_Records supplied_
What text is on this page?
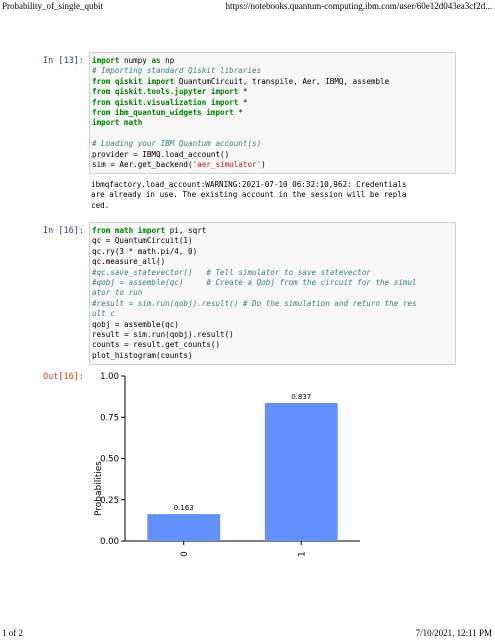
Probability_of_single_qubit	https://notebooks.quantum-computing.ibm.com/user/60e12d043ea3cf2d...
In [13]: import numpy as np
# Importing standard Qiskit libraries
from qiskit import QuantumCircuit, transpile, Aer, IBMQ, assemble
from qiskit.tools.jupyter import *
from qiskit.visualization import *
from ibm_quantum_widgets import *
import math
# Loading your IBM Quantum account(s)
provider = IBMQ.load_account()
sim = Aer.get_backend('aer_simulator')
ibmqfactory.load_account:WARNING:2021-07-10 06:32:10,962: Credentials
are already in use. The existing account in the session will be repla
ced.
In [16]: from math import pi, sqrt
qc = QuantumCircuit(1)
qc.ry(3 * math.pi/4, 0)
qc.measure_all()
#qc.save_statevector()   # Tell simulator to save statevector
#qobj = assemble(qc)     # Create a Qobj from the circuit for the simul
ator to run
#result = sim.run(qobj).result() # Do the simulation and return the res
ult c
qobj = assemble(qc)
result = sim.run(qobj).result()
counts = result.get_counts()
plot_histogram(counts)
Out[16]:
0.00
0.25
0.50
0.75
1.00
Probabilities	0.163
0
0.837
1
1 of 2	7/10/2021, 12:11 PM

_Short problem_
Copy out each record shown above without alteration, skipping any picture.

_Output_
What text is on this page?
Probability_of_single_qubit	https://notebooks.quantum-computing.ibm.com/user/60e12d043ea3cf2d...
In [13]: import numpy as np
# Importing standard Qiskit libraries
from qiskit import QuantumCircuit, transpile, Aer, IBMQ, assemble
from qiskit.tools.jupyter import *
from qiskit.visualization import *
from ibm_quantum_widgets import *
import math
# Loading your IBM Quantum account(s)
provider = IBMQ.load_account()
sim = Aer.get_backend('aer_simulator')
ibmqfactory.load_account:WARNING:2021-07-10 06:32:10,962: Credentials
are already in use. The existing account in the session will be repla
ced.
In [16]: from math import pi, sqrt
qc = QuantumCircuit(1)
qc.ry(3 * math.pi/4, 0)
qc.measure_all()
#qc.save_statevector()   # Tell simulator to save statevector
#qobj = assemble(qc)     # Create a Qobj from the circuit for the simul
ator to run
#result = sim.run(qobj).result() # Do the simulation and return the res
ult c
qobj = assemble(qc)
result = sim.run(qobj).result()
counts = result.get_counts()
plot_histogram(counts)
Out[16]:
0.00
0.25
0.50
0.75
1.00
Probabilities	0.163
0
0.837
1
1 of 2	7/10/2021, 12:11 PM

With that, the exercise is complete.